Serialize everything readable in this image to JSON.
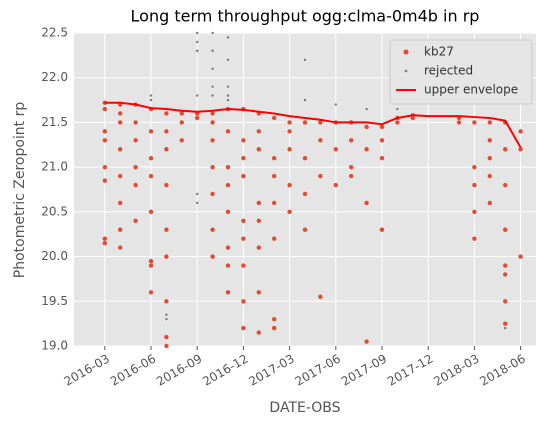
{
  "chart_data": {
    "type": "scatter",
    "title": "Long term throughput  ogg:clma-0m4b in rp",
    "x_label": "DATE-OBS",
    "y_label": "Photometric Zeropoint rp",
    "xlim": [
      "2016-01",
      "2018-07"
    ],
    "xticks": [
      "2016-03",
      "2016-06",
      "2016-09",
      "2016-12",
      "2017-03",
      "2017-06",
      "2017-09",
      "2017-12",
      "2018-03",
      "2018-06"
    ],
    "ylim": [
      19,
      22.5
    ],
    "yticks": [
      {
        "value": 19,
        "label": "19.0"
      },
      {
        "value": 19.5,
        "label": "19.5"
      },
      {
        "value": 20,
        "label": "20.0"
      },
      {
        "value": 20.5,
        "label": "20.5"
      },
      {
        "value": 21,
        "label": "21.0"
      },
      {
        "value": 21.5,
        "label": "21.5"
      },
      {
        "value": 22,
        "label": "22.0"
      },
      {
        "value": 22.5,
        "label": "22.5"
      }
    ],
    "grid": true,
    "legend": "upper right",
    "series": [
      {
        "name": "kb27",
        "color": "#e24a33",
        "kind": "points",
        "x": [
          "2016-03",
          "2016-03",
          "2016-03",
          "2016-03",
          "2016-03",
          "2016-03",
          "2016-03",
          "2016-03",
          "2016-04",
          "2016-04",
          "2016-04",
          "2016-04",
          "2016-04",
          "2016-04",
          "2016-04",
          "2016-04",
          "2016-05",
          "2016-05",
          "2016-05",
          "2016-05",
          "2016-05",
          "2016-05",
          "2016-06",
          "2016-06",
          "2016-06",
          "2016-06",
          "2016-06",
          "2016-06",
          "2016-06",
          "2016-06",
          "2016-07",
          "2016-07",
          "2016-07",
          "2016-07",
          "2016-07",
          "2016-07",
          "2016-07",
          "2016-07",
          "2016-07",
          "2016-08",
          "2016-08",
          "2016-08",
          "2016-09",
          "2016-09",
          "2016-10",
          "2016-10",
          "2016-10",
          "2016-10",
          "2016-10",
          "2016-10",
          "2016-10",
          "2016-11",
          "2016-11",
          "2016-11",
          "2016-11",
          "2016-11",
          "2016-11",
          "2016-11",
          "2016-11",
          "2016-12",
          "2016-12",
          "2016-12",
          "2016-12",
          "2016-12",
          "2016-12",
          "2016-12",
          "2016-12",
          "2016-12",
          "2017-01",
          "2017-01",
          "2017-01",
          "2017-01",
          "2017-01",
          "2017-01",
          "2017-01",
          "2017-01",
          "2017-02",
          "2017-02",
          "2017-02",
          "2017-02",
          "2017-02",
          "2017-02",
          "2017-02",
          "2017-03",
          "2017-03",
          "2017-03",
          "2017-03",
          "2017-03",
          "2017-04",
          "2017-04",
          "2017-04",
          "2017-04",
          "2017-05",
          "2017-05",
          "2017-05",
          "2017-05",
          "2017-06",
          "2017-06",
          "2017-06",
          "2017-07",
          "2017-07",
          "2017-07",
          "2017-07",
          "2017-08",
          "2017-08",
          "2017-08",
          "2017-08",
          "2017-09",
          "2017-09",
          "2017-09",
          "2017-09",
          "2017-10",
          "2017-10",
          "2017-11",
          "2017-11",
          "2018-02",
          "2018-02",
          "2018-03",
          "2018-03",
          "2018-03",
          "2018-03",
          "2018-03",
          "2018-04",
          "2018-04",
          "2018-04",
          "2018-04",
          "2018-04",
          "2018-05",
          "2018-05",
          "2018-05",
          "2018-05",
          "2018-05",
          "2018-05",
          "2018-05",
          "2018-05",
          "2018-06",
          "2018-06",
          "2018-06"
        ],
        "values": [
          21.72,
          21.65,
          21.4,
          21.0,
          20.85,
          20.2,
          20.15,
          21.3,
          21.7,
          21.6,
          21.2,
          20.9,
          20.6,
          20.3,
          21.5,
          20.1,
          21.7,
          21.5,
          21.0,
          20.8,
          20.4,
          21.3,
          21.65,
          21.4,
          21.1,
          20.5,
          19.95,
          19.6,
          20.9,
          19.9,
          21.6,
          21.2,
          20.8,
          20.3,
          19.5,
          19.1,
          19.0,
          20.0,
          21.4,
          21.6,
          21.5,
          21.3,
          21.6,
          21.55,
          21.6,
          21.3,
          21.0,
          20.7,
          20.3,
          20.0,
          21.5,
          21.65,
          21.4,
          21.0,
          20.5,
          20.1,
          19.6,
          19.9,
          20.8,
          21.65,
          21.3,
          20.9,
          20.4,
          19.9,
          19.5,
          19.2,
          20.2,
          21.1,
          21.6,
          21.2,
          20.6,
          20.1,
          19.6,
          19.15,
          20.4,
          21.4,
          21.55,
          21.1,
          20.6,
          20.2,
          19.3,
          19.2,
          20.9,
          21.5,
          21.2,
          20.8,
          20.5,
          21.4,
          21.5,
          21.1,
          20.7,
          20.3,
          21.5,
          21.3,
          20.9,
          19.55,
          21.5,
          21.2,
          20.8,
          21.5,
          21.3,
          21.0,
          20.9,
          21.45,
          21.2,
          20.6,
          19.05,
          21.45,
          21.1,
          20.3,
          21.3,
          21.55,
          21.5,
          21.58,
          21.55,
          21.55,
          21.5,
          21.5,
          21.0,
          20.8,
          20.5,
          20.2,
          21.5,
          21.1,
          20.6,
          21.3,
          20.9,
          21.5,
          21.2,
          20.8,
          20.3,
          19.9,
          19.5,
          19.25,
          19.8,
          21.4,
          21.2,
          20.0
        ]
      },
      {
        "name": "rejected",
        "color": "#777777",
        "kind": "points",
        "x": [
          "2016-06",
          "2016-06",
          "2016-07",
          "2016-07",
          "2016-09",
          "2016-09",
          "2016-09",
          "2016-09",
          "2016-09",
          "2016-09",
          "2016-10",
          "2016-10",
          "2016-10",
          "2016-10",
          "2016-10",
          "2016-11",
          "2016-11",
          "2016-11",
          "2016-11",
          "2016-11",
          "2017-04",
          "2017-04",
          "2017-06",
          "2017-08",
          "2017-10",
          "2018-05"
        ],
        "values": [
          21.8,
          21.75,
          19.3,
          19.35,
          22.4,
          22.5,
          22.3,
          21.8,
          20.6,
          20.7,
          22.3,
          22.5,
          22.1,
          21.9,
          21.8,
          22.45,
          22.2,
          21.9,
          21.8,
          21.75,
          22.2,
          21.75,
          21.7,
          21.65,
          21.65,
          19.2
        ]
      },
      {
        "name": "upper envelope",
        "color": "#ff0000",
        "kind": "line",
        "x": [
          "2016-03",
          "2016-04",
          "2016-05",
          "2016-06",
          "2016-07",
          "2016-08",
          "2016-09",
          "2016-10",
          "2016-11",
          "2016-12",
          "2017-01",
          "2017-02",
          "2017-03",
          "2017-04",
          "2017-05",
          "2017-06",
          "2017-07",
          "2017-08",
          "2017-09",
          "2017-10",
          "2017-11",
          "2017-12",
          "2018-02",
          "2018-03",
          "2018-04",
          "2018-05",
          "2018-06"
        ],
        "values": [
          21.72,
          21.72,
          21.7,
          21.66,
          21.65,
          21.63,
          21.62,
          21.63,
          21.65,
          21.64,
          21.62,
          21.6,
          21.57,
          21.55,
          21.53,
          21.5,
          21.5,
          21.5,
          21.48,
          21.55,
          21.58,
          21.57,
          21.57,
          21.56,
          21.55,
          21.52,
          21.22
        ]
      }
    ]
  }
}
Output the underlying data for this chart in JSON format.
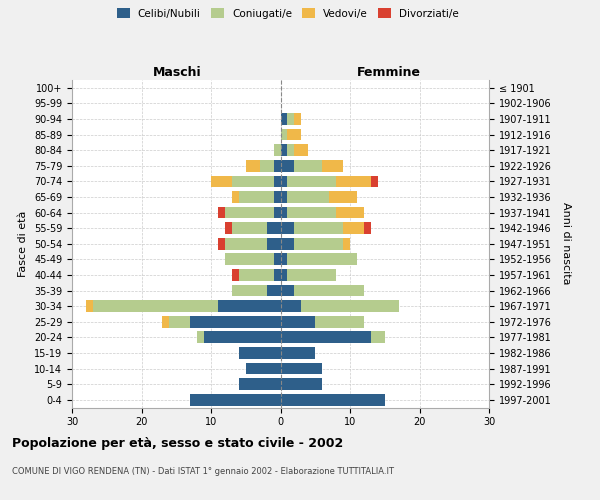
{
  "age_groups": [
    "100+",
    "95-99",
    "90-94",
    "85-89",
    "80-84",
    "75-79",
    "70-74",
    "65-69",
    "60-64",
    "55-59",
    "50-54",
    "45-49",
    "40-44",
    "35-39",
    "30-34",
    "25-29",
    "20-24",
    "15-19",
    "10-14",
    "5-9",
    "0-4"
  ],
  "birth_years": [
    "≤ 1901",
    "1902-1906",
    "1907-1911",
    "1912-1916",
    "1917-1921",
    "1922-1926",
    "1927-1931",
    "1932-1936",
    "1937-1941",
    "1942-1946",
    "1947-1951",
    "1952-1956",
    "1957-1961",
    "1962-1966",
    "1967-1971",
    "1972-1976",
    "1977-1981",
    "1982-1986",
    "1987-1991",
    "1992-1996",
    "1997-2001"
  ],
  "male_celibi": [
    0,
    0,
    0,
    0,
    0,
    1,
    1,
    1,
    1,
    2,
    2,
    1,
    1,
    2,
    9,
    13,
    11,
    6,
    5,
    6,
    13
  ],
  "male_coniugati": [
    0,
    0,
    0,
    0,
    1,
    2,
    6,
    5,
    7,
    5,
    6,
    7,
    5,
    5,
    18,
    3,
    1,
    0,
    0,
    0,
    0
  ],
  "male_vedovi": [
    0,
    0,
    0,
    0,
    0,
    2,
    3,
    1,
    0,
    0,
    0,
    0,
    0,
    0,
    1,
    1,
    0,
    0,
    0,
    0,
    0
  ],
  "male_divorziati": [
    0,
    0,
    0,
    0,
    0,
    0,
    0,
    0,
    1,
    1,
    1,
    0,
    1,
    0,
    0,
    0,
    0,
    0,
    0,
    0,
    0
  ],
  "female_celibi": [
    0,
    0,
    1,
    0,
    1,
    2,
    1,
    1,
    1,
    2,
    2,
    1,
    1,
    2,
    3,
    5,
    13,
    5,
    6,
    6,
    15
  ],
  "female_coniugati": [
    0,
    0,
    1,
    1,
    1,
    4,
    7,
    6,
    7,
    7,
    7,
    10,
    7,
    10,
    14,
    7,
    2,
    0,
    0,
    0,
    0
  ],
  "female_vedovi": [
    0,
    0,
    1,
    2,
    2,
    3,
    5,
    4,
    4,
    3,
    1,
    0,
    0,
    0,
    0,
    0,
    0,
    0,
    0,
    0,
    0
  ],
  "female_divorziati": [
    0,
    0,
    0,
    0,
    0,
    0,
    1,
    0,
    0,
    1,
    0,
    0,
    0,
    0,
    0,
    0,
    0,
    0,
    0,
    0,
    0
  ],
  "colors": {
    "celibi": "#2e5f8a",
    "coniugati": "#b5cc8e",
    "vedovi": "#f0b849",
    "divorziati": "#d94030"
  },
  "title": "Popolazione per età, sesso e stato civile - 2002",
  "subtitle": "COMUNE DI VIGO RENDENA (TN) - Dati ISTAT 1° gennaio 2002 - Elaborazione TUTTITALIA.IT",
  "xlabel_left": "Maschi",
  "xlabel_right": "Femmine",
  "ylabel_left": "Fasce di età",
  "ylabel_right": "Anni di nascita",
  "xlim": 30,
  "bg_color": "#f0f0f0",
  "plot_bg": "#ffffff",
  "grid_color": "#cccccc"
}
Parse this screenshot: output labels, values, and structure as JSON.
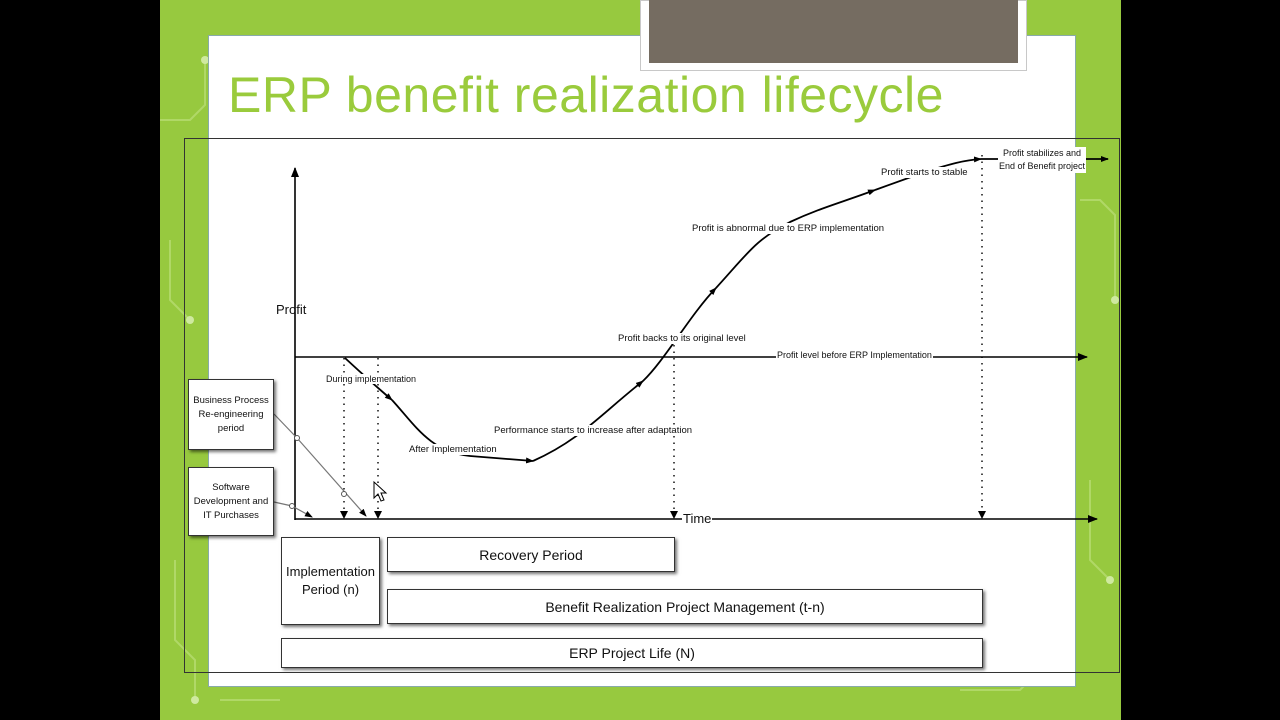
{
  "slide": {
    "title": "ERP benefit realization lifecycle",
    "title_color": "#9acb3c",
    "accent_color": "#97c93f"
  },
  "diagram": {
    "axes": {
      "y_label": "Profit",
      "x_label": "Time"
    },
    "annotations": {
      "profit_level": "Profit level before ERP Implementation",
      "during_impl": "During implementation",
      "after_impl": "After Implementation",
      "perf_increase": "Performance starts to increase after adaptation",
      "profit_back": "Profit backs to its original level",
      "profit_abnormal": "Profit is abnormal due to ERP implementation",
      "profit_stable": "Profit starts to stable",
      "profit_stabilizes_line1": "Profit stabilizes  and",
      "profit_stabilizes_line2": "End of Benefit project"
    },
    "side_boxes": {
      "bpr": [
        "Business Process",
        "Re-engineering",
        "period"
      ],
      "software": [
        "Software",
        "Development and",
        "IT Purchases"
      ]
    },
    "periods": {
      "implementation": [
        "Implementation",
        "Period (n)"
      ],
      "recovery": "Recovery Period",
      "benefit": "Benefit Realization Project Management (t-n)",
      "project_life": "ERP Project Life (N)"
    }
  }
}
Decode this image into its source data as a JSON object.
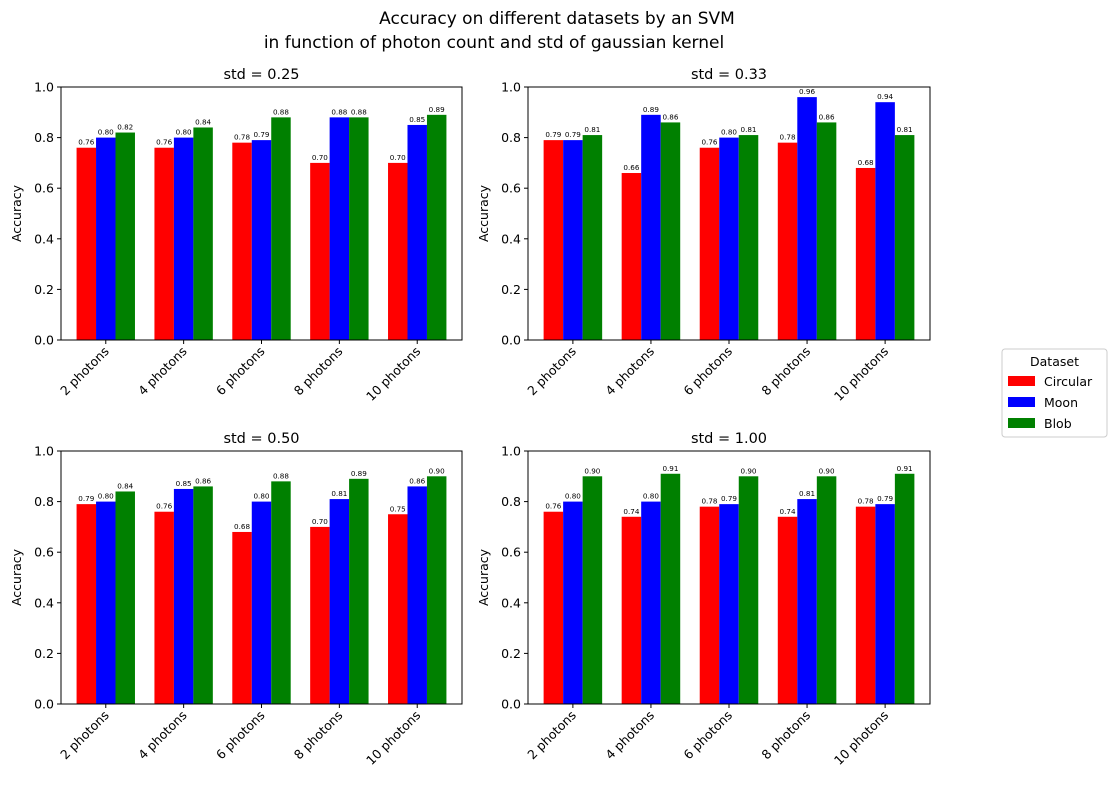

━━━━━━

SHORT PROBLEM: Look for the line that contains "Parse this screenshot: output", then please copy it and the rest of the lines through the end of the data, pictures excluded.

WRITTEN RESPONSE:
Parse this screenshot: output labels, values, and structure as JSON.
{
  "slide": {
    "title": "ERP benefit realization lifecycle",
    "title_color": "#9acb3c",
    "accent_color": "#97c93f"
  },
  "diagram": {
    "axes": {
      "y_label": "Profit",
      "x_label": "Time"
    },
    "annotations": {
      "profit_level": "Profit level before ERP Implementation",
      "during_impl": "During implementation",
      "after_impl": "After Implementation",
      "perf_increase": "Performance starts to increase after adaptation",
      "profit_back": "Profit backs to its original level",
      "profit_abnormal": "Profit is abnormal due to ERP implementation",
      "profit_stable": "Profit starts to stable",
      "profit_stabilizes_line1": "Profit stabilizes  and",
      "profit_stabilizes_line2": "End of Benefit project"
    },
    "side_boxes": {
      "bpr": [
        "Business Process",
        "Re-engineering",
        "period"
      ],
      "software": [
        "Software",
        "Development and",
        "IT Purchases"
      ]
    },
    "periods": {
      "implementation": [
        "Implementation",
        "Period (n)"
      ],
      "recovery": "Recovery Period",
      "benefit": "Benefit Realization Project Management (t-n)",
      "project_life": "ERP Project Life (N)"
    }
  }
}
Decode this image into its source data as a JSON object.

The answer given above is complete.